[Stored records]
※ ※ ※
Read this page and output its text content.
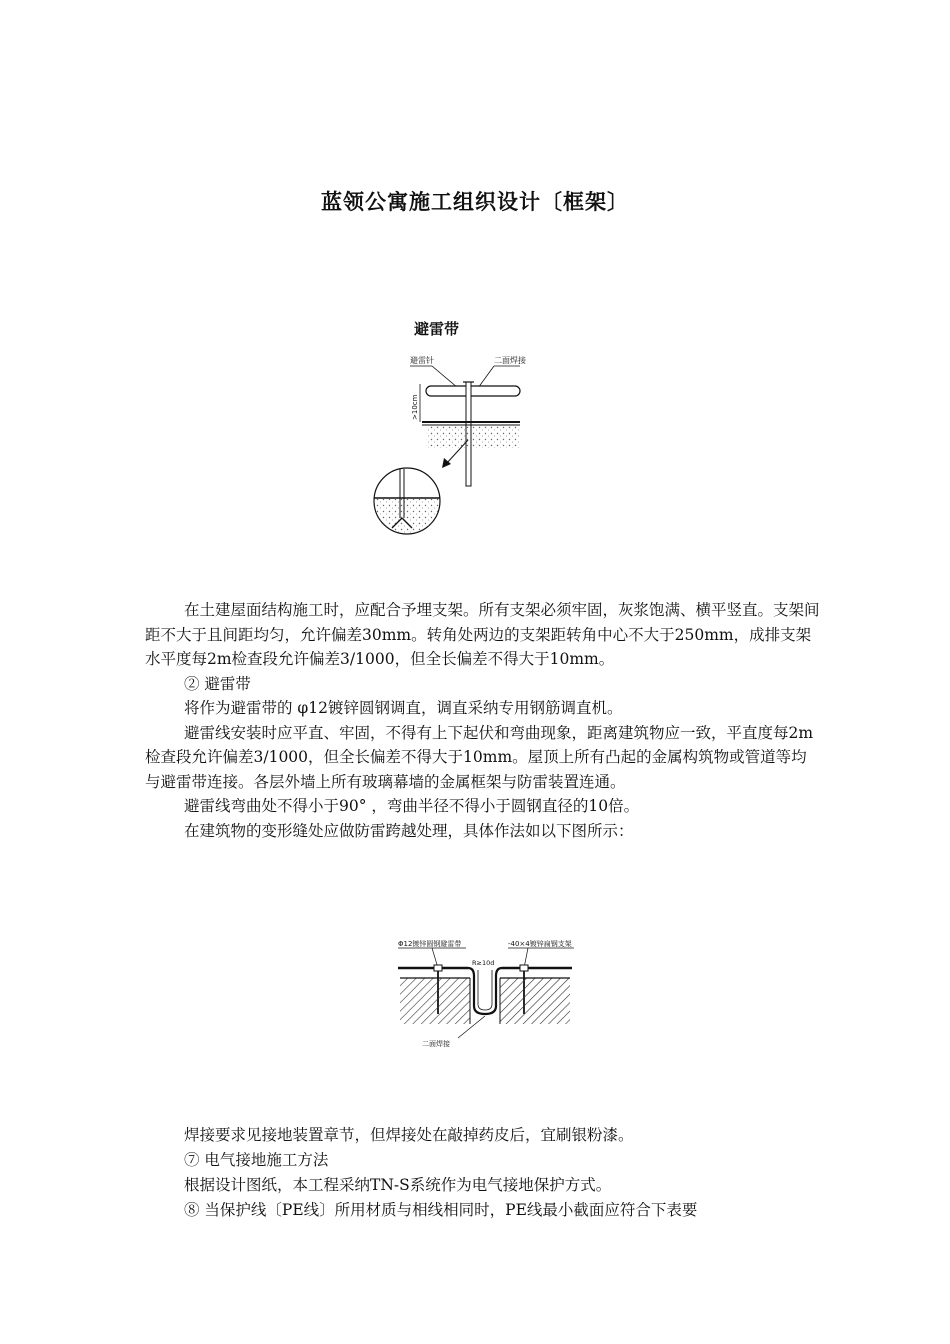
蓝领公寓施工组织设计〔框架〕
避雷带
避雷针	二面焊接
>10cm

在土建屋面结构施工时，应配合予埋支架。所有支架必须牢固，灰浆饱满、横平竖直。支架间距不大于且间距均匀，允许偏差30mm。转角处两边的支架距转角中心不大于250mm，成排支架水平度每2m检查段允许偏差3/1000，但全长偏差不得大于10mm。

② 避雷带

将作为避雷带的 φ12镀锌圆钢调直，调直采纳专用钢筋调直机。

避雷线安装时应平直、牢固，不得有上下起伏和弯曲现象，距离建筑物应一致，平直度每2m检查段允许偏差3/1000，但全长偏差不得大于10mm。屋顶上所有凸起的金属构筑物或管道等均与避雷带连接。各层外墙上所有玻璃幕墙的金属框架与防雷装置连通。

避雷线弯曲处不得小于90° ，弯曲半径不得小于圆钢直径的10倍。

在建筑物的变形缝处应做防雷跨越处理，具体作法如以下图所示：

Φ12镀锌圆钢避雷带	-40×4镀锌扁钢支架
R≥10d
二面焊接

焊接要求见接地装置章节，但焊接处在敲掉药皮后，宜刷银粉漆。

⑦ 电气接地施工方法

根据设计图纸，本工程采纳TN-S系统作为电气接地保护方式。

⑧ 当保护线〔PE线〕所用材质与相线相同时，PE线最小截面应符合下表要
※ ※ ※
Exercise directions: Repeat each record exactly as shown above, dropping all images.

Completed exercise:
Read this page and output its text content.
蓝领公寓施工组织设计〔框架〕
避雷带
避雷针	二面焊接
>10cm

在土建屋面结构施工时，应配合予埋支架。所有支架必须牢固，灰浆饱满、横平竖直。支架间距不大于且间距均匀，允许偏差30mm。转角处两边的支架距转角中心不大于250mm，成排支架水平度每2m检查段允许偏差3/1000，但全长偏差不得大于10mm。

② 避雷带

将作为避雷带的 φ12镀锌圆钢调直，调直采纳专用钢筋调直机。

避雷线安装时应平直、牢固，不得有上下起伏和弯曲现象，距离建筑物应一致，平直度每2m检查段允许偏差3/1000，但全长偏差不得大于10mm。屋顶上所有凸起的金属构筑物或管道等均与避雷带连接。各层外墙上所有玻璃幕墙的金属框架与防雷装置连通。

避雷线弯曲处不得小于90° ，弯曲半径不得小于圆钢直径的10倍。

在建筑物的变形缝处应做防雷跨越处理，具体作法如以下图所示：

Φ12镀锌圆钢避雷带	-40×4镀锌扁钢支架
R≥10d
二面焊接

焊接要求见接地装置章节，但焊接处在敲掉药皮后，宜刷银粉漆。

⑦ 电气接地施工方法

根据设计图纸，本工程采纳TN-S系统作为电气接地保护方式。

⑧ 当保护线〔PE线〕所用材质与相线相同时，PE线最小截面应符合下表要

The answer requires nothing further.